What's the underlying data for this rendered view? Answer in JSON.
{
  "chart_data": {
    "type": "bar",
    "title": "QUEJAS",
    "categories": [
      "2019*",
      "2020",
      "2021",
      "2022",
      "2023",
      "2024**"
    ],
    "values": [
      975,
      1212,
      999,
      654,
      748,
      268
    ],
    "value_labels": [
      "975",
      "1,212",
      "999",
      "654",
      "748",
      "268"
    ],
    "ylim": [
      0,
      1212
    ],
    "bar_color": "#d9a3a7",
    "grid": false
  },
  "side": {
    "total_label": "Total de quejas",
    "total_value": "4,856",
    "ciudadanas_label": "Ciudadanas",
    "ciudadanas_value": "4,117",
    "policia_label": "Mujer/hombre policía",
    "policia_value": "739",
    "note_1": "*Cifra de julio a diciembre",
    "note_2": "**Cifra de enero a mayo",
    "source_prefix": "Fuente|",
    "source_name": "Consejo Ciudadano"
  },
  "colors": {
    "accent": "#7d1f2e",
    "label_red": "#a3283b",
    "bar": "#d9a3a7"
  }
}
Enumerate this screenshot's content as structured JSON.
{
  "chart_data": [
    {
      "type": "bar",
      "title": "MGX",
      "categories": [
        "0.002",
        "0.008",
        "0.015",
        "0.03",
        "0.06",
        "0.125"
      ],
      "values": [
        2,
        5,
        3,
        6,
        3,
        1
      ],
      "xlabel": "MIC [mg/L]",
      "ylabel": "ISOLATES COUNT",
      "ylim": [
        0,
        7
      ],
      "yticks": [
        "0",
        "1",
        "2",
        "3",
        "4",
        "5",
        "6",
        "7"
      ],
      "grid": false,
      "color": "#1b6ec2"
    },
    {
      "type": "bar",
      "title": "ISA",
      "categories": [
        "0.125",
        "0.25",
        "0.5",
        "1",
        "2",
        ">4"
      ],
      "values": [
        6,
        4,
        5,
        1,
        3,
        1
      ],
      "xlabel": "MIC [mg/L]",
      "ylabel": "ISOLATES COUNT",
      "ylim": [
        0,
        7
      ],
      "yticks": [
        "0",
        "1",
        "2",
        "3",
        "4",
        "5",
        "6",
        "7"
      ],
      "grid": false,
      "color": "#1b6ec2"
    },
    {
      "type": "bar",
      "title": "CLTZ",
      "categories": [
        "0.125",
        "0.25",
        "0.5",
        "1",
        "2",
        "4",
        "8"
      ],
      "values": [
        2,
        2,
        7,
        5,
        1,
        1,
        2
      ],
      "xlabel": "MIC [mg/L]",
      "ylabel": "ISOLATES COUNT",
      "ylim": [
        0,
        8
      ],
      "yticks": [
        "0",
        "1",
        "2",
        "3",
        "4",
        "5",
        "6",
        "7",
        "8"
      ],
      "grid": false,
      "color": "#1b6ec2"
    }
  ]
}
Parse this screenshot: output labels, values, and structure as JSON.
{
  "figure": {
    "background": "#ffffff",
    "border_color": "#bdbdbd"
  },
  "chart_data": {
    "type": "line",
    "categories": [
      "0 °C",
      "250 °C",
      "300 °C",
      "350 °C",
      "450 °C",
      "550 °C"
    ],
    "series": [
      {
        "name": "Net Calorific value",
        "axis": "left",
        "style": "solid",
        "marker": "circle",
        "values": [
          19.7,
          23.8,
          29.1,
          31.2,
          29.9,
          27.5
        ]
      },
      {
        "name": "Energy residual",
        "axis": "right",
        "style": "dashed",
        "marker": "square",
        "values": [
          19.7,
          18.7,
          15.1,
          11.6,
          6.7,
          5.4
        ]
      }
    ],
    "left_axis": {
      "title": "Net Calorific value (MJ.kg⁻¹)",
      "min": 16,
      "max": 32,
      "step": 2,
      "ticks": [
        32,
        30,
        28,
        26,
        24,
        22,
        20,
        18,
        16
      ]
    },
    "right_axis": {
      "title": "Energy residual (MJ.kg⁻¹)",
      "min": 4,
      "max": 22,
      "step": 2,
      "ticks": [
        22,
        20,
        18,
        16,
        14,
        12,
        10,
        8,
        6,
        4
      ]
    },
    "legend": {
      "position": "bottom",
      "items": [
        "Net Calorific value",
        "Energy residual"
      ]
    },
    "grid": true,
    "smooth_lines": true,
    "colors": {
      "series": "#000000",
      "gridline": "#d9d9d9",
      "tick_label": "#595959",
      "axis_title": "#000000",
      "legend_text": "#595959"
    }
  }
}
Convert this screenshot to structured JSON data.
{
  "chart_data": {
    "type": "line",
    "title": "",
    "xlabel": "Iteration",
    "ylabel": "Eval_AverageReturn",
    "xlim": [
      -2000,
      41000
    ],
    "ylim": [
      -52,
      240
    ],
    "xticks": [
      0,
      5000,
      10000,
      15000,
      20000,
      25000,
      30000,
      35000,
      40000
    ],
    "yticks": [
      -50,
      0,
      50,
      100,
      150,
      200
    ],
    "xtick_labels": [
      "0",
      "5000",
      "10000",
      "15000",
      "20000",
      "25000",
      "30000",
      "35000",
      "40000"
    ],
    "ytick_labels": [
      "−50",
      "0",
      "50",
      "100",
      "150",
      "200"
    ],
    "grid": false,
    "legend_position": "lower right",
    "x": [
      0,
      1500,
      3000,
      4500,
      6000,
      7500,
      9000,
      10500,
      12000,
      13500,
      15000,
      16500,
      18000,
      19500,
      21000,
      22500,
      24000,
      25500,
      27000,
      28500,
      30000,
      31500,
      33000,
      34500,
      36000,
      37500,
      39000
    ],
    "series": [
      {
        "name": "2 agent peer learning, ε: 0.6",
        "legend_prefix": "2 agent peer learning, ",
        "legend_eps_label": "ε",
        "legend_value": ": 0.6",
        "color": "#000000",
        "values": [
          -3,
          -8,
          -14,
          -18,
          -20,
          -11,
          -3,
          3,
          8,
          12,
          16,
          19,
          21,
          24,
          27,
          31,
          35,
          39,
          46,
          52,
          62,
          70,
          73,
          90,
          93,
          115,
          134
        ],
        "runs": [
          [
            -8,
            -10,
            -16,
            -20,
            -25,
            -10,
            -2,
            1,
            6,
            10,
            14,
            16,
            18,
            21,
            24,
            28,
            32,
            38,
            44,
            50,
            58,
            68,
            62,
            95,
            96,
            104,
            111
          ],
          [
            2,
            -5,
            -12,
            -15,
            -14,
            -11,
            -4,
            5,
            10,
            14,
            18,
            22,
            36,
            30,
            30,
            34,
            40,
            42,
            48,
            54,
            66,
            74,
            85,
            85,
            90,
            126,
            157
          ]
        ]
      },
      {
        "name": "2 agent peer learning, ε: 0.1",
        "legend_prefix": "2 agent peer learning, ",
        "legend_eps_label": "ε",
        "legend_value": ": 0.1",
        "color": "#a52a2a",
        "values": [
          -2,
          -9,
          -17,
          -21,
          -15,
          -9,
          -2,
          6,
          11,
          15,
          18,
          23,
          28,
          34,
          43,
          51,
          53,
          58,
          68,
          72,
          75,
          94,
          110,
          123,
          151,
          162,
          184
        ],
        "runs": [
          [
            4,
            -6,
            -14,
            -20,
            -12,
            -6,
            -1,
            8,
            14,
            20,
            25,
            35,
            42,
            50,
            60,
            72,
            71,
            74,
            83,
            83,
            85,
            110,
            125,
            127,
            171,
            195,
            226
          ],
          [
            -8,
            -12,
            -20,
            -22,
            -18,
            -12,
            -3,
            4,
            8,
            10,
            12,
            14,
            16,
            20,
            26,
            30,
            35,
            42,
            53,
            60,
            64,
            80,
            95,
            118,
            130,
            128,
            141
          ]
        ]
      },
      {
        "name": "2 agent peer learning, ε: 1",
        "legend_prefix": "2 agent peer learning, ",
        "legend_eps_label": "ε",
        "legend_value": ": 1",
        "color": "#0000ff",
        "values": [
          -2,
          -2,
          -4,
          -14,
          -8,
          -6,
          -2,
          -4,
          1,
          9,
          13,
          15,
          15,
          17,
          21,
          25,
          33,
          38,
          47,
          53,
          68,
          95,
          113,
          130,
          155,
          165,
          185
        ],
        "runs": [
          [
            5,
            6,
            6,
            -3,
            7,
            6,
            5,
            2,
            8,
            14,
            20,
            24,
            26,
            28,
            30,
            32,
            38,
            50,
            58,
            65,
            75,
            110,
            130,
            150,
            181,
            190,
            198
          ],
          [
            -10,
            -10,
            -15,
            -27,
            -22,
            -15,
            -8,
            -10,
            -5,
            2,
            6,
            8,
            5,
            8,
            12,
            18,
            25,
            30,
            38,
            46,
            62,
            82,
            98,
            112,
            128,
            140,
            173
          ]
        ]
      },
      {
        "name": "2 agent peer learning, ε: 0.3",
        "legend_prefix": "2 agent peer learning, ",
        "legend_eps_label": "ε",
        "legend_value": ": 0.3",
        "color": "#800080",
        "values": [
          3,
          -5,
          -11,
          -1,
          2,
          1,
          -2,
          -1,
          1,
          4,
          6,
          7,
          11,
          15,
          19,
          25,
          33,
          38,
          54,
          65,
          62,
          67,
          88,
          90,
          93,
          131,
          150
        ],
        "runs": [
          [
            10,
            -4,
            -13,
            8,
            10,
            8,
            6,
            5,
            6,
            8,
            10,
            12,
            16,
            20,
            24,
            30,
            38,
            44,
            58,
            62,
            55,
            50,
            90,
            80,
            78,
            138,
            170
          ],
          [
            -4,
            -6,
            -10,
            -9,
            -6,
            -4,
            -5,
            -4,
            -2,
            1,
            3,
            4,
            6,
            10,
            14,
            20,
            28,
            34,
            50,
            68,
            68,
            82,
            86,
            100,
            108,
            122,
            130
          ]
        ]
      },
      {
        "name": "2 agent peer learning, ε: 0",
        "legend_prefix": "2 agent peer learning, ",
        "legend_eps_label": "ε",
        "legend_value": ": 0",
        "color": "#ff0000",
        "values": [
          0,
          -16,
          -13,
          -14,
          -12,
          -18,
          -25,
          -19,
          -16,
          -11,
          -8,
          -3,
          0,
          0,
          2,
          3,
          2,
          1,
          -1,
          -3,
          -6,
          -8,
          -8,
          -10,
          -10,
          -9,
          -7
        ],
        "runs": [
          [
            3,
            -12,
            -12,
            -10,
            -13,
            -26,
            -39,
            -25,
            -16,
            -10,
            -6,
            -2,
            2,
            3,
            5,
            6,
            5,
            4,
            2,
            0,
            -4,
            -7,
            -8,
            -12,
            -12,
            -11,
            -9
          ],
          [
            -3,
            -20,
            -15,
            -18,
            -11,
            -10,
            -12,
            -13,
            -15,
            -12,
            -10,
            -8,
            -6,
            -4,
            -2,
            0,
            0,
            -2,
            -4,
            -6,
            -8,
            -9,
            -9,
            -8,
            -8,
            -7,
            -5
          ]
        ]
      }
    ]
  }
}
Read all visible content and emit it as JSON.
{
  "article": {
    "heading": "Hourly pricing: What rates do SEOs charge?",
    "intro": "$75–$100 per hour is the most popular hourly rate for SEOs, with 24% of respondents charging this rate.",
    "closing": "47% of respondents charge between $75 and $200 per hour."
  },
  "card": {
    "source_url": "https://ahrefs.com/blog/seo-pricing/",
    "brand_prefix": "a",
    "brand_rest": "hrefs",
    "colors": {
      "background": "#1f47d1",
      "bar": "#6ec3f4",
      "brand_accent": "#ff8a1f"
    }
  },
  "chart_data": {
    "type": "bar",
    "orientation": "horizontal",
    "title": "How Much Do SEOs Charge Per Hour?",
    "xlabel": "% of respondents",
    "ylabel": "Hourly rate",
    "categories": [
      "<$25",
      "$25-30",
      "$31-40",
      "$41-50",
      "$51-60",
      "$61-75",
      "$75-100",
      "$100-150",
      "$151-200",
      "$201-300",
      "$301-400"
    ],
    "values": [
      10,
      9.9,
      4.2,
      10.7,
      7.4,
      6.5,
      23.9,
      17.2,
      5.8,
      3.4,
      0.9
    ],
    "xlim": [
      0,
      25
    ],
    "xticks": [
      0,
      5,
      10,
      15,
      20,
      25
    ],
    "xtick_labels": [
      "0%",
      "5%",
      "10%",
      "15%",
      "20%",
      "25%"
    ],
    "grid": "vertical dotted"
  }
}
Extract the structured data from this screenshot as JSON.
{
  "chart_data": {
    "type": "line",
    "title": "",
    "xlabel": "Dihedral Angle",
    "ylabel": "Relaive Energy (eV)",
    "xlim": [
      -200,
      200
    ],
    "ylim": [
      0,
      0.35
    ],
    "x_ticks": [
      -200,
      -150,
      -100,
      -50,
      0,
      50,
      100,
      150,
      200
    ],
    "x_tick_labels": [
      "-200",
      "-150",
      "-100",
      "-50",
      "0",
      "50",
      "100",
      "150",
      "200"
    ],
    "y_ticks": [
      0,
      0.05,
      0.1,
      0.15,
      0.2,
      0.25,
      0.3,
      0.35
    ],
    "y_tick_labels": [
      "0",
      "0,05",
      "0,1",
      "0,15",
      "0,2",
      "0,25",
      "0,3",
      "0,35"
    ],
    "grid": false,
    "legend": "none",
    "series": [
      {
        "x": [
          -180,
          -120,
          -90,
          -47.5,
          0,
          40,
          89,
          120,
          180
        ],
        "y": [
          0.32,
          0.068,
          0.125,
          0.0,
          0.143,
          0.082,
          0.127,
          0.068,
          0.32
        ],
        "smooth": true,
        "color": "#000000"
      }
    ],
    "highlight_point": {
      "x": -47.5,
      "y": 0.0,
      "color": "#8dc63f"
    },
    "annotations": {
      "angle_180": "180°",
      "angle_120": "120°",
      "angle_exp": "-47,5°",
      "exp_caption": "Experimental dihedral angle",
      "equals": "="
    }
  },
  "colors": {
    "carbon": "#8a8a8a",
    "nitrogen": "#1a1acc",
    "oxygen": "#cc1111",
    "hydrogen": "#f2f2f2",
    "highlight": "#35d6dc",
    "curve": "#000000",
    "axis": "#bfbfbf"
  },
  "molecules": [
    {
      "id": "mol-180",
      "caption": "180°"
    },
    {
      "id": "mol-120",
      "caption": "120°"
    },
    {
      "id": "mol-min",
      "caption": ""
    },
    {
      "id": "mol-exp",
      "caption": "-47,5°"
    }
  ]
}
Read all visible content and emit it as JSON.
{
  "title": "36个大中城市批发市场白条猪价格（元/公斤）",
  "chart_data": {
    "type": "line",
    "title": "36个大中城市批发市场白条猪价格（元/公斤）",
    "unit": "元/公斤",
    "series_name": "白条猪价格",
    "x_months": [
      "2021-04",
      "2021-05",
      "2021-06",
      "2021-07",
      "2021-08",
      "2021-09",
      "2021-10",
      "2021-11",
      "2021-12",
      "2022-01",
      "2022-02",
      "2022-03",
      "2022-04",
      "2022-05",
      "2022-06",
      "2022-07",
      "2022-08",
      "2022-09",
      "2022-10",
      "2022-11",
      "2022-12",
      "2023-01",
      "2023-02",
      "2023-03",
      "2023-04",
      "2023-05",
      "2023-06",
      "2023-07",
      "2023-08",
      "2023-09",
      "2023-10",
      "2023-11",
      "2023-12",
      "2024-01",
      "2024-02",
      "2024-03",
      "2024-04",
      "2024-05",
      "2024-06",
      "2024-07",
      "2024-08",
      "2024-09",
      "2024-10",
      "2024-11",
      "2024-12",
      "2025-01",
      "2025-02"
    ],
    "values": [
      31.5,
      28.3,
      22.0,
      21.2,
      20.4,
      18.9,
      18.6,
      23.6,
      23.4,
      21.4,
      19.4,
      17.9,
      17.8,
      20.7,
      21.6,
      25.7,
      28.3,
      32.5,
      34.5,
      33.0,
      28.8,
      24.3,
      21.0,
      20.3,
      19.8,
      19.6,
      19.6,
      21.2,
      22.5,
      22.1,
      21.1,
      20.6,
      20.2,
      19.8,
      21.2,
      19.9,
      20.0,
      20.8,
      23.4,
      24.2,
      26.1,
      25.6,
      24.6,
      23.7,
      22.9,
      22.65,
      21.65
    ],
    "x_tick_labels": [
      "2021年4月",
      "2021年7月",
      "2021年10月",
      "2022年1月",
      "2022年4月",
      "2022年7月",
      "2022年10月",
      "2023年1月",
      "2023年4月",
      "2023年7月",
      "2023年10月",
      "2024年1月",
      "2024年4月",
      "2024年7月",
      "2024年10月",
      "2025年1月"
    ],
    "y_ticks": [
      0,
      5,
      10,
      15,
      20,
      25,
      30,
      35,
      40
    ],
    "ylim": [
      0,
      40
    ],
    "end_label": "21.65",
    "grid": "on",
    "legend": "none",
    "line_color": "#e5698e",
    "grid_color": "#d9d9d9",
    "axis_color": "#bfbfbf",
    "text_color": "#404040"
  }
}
____
▸ **REQUEST**: Using the listing above, show every line that includes the string "background".

▸ **ANSWER TO THE PROBLEM**:
    "background": "#ffffff",
      "background": "#1f47d1",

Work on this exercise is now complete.